**The data:**
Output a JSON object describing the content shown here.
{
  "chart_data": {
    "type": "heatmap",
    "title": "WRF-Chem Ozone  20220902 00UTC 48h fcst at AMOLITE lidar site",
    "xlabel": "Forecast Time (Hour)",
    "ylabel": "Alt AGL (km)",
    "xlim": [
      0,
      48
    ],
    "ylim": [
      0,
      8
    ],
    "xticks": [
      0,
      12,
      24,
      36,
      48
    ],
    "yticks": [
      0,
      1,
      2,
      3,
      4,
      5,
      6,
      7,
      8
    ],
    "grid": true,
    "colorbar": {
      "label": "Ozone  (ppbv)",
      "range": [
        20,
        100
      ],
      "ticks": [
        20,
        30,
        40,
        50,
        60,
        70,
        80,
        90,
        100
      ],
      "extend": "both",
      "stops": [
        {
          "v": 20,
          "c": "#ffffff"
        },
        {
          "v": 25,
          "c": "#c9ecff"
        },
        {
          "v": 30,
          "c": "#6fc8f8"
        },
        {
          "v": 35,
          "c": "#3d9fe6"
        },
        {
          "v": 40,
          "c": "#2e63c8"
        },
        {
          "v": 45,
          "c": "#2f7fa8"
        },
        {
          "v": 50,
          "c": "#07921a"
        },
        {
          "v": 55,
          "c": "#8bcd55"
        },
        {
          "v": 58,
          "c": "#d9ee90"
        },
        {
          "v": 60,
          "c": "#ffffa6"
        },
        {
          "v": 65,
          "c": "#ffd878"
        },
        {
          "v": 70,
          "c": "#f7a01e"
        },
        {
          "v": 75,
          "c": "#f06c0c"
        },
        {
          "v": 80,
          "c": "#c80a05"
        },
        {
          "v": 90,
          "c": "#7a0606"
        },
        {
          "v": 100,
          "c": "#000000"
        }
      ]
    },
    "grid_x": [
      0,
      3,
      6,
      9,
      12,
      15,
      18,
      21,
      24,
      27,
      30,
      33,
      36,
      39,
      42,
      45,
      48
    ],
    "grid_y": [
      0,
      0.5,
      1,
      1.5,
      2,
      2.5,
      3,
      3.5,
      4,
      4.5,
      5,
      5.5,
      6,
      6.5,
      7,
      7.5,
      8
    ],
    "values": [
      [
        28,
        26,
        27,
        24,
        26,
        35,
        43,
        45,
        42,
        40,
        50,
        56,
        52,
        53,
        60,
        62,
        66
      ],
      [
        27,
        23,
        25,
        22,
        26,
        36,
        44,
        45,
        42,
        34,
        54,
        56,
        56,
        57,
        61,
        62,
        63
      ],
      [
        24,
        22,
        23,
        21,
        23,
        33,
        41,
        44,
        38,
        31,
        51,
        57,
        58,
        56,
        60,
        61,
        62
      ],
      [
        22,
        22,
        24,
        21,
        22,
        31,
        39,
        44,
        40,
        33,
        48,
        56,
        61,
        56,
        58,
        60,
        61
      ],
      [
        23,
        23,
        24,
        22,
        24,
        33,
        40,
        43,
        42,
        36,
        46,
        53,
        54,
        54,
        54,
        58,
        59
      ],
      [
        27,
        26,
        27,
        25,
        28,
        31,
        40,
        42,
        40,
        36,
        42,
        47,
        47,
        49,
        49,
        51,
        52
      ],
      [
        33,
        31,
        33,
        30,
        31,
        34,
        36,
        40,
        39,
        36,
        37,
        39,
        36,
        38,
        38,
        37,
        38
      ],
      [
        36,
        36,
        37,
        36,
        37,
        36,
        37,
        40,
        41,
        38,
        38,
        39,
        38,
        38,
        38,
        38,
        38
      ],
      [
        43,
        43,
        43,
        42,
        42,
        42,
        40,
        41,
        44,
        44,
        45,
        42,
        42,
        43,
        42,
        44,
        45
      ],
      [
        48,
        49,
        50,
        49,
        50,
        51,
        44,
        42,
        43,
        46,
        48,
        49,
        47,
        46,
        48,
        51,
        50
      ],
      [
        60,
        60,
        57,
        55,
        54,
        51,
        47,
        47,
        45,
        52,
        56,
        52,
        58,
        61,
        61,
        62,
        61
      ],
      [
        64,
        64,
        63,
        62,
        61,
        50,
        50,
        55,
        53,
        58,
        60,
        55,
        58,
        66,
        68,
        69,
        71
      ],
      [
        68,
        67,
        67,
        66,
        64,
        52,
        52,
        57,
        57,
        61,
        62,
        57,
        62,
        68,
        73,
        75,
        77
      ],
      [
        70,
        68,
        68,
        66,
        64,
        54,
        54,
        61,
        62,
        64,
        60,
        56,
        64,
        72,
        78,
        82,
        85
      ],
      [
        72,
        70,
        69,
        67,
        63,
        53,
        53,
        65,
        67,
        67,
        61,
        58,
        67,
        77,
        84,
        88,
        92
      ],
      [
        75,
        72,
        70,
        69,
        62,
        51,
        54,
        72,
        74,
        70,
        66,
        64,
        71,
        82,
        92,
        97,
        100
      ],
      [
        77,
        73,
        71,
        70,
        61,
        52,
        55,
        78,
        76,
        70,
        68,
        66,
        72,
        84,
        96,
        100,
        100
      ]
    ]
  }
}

**What to work on:** Report how many lines of the entries hold the word "Ozone". Nothing else is needed.

**Answer to the exercise:** 2